**INFORMATION GIVEN:**
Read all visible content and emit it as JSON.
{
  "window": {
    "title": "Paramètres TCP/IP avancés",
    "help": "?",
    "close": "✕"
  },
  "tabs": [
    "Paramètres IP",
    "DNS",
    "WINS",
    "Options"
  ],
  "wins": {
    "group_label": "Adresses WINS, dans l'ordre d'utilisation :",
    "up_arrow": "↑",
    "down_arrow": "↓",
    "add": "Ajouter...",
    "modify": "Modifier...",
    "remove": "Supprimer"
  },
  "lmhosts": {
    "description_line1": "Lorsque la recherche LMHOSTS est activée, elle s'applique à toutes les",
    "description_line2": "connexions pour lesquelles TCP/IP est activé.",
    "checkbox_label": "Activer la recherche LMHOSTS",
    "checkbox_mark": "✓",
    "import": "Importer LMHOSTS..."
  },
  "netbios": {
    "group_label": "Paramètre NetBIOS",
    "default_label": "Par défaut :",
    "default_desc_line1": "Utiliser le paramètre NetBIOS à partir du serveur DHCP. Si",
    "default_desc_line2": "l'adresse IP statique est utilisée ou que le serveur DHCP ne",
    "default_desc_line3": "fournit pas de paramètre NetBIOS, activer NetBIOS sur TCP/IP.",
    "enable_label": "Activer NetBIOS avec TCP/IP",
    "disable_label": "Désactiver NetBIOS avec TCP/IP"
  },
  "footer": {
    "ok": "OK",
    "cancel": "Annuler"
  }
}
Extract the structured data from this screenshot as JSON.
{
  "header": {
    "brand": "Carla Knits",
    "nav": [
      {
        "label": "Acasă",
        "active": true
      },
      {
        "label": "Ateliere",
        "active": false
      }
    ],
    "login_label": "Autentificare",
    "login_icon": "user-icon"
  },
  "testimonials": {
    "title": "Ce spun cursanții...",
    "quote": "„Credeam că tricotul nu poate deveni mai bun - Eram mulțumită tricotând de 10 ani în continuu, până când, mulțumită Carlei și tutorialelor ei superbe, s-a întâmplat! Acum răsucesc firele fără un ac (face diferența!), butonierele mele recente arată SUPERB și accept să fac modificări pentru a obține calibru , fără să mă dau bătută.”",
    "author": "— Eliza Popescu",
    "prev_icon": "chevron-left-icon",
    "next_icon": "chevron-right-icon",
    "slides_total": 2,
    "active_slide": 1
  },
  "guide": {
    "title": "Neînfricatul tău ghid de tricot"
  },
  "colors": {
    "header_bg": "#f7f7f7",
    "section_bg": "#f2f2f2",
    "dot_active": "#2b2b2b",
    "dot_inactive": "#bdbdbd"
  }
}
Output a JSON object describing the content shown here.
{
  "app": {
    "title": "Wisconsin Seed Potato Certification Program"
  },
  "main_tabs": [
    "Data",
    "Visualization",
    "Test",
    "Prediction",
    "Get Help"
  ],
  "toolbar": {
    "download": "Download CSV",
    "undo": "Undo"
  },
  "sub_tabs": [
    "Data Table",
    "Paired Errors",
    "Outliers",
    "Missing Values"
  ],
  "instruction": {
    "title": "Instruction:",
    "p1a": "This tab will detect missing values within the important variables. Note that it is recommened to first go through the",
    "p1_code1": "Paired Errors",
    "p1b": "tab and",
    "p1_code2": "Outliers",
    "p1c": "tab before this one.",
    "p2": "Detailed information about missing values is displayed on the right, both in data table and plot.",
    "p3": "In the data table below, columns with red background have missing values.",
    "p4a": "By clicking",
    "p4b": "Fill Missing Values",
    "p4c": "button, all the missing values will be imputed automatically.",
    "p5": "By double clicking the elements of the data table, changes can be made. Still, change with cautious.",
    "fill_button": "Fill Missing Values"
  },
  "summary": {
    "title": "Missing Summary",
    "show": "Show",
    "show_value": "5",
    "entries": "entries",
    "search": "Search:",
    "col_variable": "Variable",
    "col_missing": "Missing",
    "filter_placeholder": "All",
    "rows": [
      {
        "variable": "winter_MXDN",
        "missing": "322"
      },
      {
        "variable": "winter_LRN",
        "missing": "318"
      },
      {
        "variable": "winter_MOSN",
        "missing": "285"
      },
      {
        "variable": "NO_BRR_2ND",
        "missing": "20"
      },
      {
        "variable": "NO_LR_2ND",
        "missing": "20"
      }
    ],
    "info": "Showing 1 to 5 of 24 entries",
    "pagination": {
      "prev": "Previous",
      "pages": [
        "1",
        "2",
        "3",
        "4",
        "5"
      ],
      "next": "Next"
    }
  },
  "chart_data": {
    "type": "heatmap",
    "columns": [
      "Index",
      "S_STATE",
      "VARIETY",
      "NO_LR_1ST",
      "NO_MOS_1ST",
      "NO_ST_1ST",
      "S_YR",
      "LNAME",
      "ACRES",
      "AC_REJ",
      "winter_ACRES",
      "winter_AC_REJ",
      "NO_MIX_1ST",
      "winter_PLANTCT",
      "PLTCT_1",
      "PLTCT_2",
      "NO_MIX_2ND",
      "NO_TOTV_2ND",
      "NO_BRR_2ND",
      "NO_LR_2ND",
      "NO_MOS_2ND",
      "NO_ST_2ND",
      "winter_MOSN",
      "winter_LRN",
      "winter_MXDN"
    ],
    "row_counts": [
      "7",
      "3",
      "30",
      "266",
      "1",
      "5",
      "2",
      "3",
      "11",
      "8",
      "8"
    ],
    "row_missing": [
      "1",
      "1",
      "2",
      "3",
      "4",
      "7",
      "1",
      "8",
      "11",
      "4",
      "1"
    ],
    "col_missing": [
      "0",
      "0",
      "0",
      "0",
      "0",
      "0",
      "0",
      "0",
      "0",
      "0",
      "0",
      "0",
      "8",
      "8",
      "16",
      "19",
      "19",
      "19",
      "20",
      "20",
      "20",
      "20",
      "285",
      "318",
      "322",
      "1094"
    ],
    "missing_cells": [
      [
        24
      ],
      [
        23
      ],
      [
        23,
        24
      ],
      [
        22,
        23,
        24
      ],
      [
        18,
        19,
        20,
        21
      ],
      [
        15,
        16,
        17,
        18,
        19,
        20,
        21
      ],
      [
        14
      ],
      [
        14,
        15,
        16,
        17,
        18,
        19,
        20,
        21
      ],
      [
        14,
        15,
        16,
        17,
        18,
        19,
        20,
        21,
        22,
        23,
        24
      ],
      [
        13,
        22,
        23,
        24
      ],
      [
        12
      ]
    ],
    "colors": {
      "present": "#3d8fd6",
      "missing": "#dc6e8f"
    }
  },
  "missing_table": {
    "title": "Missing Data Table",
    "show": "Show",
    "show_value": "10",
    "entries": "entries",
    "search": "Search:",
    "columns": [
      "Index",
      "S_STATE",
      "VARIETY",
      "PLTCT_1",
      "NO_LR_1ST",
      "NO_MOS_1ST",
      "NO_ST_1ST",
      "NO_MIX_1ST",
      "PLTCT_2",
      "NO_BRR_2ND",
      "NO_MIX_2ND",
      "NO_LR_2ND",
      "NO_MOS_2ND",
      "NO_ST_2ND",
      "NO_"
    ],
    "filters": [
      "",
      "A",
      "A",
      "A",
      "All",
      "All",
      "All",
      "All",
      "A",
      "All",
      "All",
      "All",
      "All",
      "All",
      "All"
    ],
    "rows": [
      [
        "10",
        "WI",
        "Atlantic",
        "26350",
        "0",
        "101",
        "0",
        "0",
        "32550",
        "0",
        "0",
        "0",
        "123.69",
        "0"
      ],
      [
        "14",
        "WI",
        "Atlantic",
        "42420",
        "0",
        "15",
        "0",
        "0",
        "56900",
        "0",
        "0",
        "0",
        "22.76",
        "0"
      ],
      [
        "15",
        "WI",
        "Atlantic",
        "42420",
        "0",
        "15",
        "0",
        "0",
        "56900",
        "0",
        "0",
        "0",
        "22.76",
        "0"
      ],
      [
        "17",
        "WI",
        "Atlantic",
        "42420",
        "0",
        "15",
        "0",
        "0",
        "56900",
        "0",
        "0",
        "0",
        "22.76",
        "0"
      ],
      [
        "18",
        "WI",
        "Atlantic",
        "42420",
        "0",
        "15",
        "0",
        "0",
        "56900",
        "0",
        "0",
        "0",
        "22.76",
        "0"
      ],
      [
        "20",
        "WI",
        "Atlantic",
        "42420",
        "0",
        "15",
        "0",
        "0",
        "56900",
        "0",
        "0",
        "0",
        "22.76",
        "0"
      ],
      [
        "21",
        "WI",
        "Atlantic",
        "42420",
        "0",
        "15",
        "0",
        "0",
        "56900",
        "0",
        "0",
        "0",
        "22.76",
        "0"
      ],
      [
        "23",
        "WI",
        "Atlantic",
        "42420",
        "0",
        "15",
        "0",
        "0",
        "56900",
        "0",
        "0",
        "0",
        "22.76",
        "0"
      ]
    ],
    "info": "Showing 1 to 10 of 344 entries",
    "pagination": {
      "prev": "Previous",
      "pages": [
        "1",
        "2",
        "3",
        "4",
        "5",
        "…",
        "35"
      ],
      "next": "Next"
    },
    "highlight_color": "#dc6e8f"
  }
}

**INSTRUCTIONS FOR THE TASK:**
Pick out all the lines with the word "entries" in them and copy them.

**RESPONSE TO THE TASK:**
    "entries": "entries",
    "info": "Showing 1 to 5 of 24 entries",
    "entries": "entries",
    "info": "Showing 1 to 10 of 344 entries",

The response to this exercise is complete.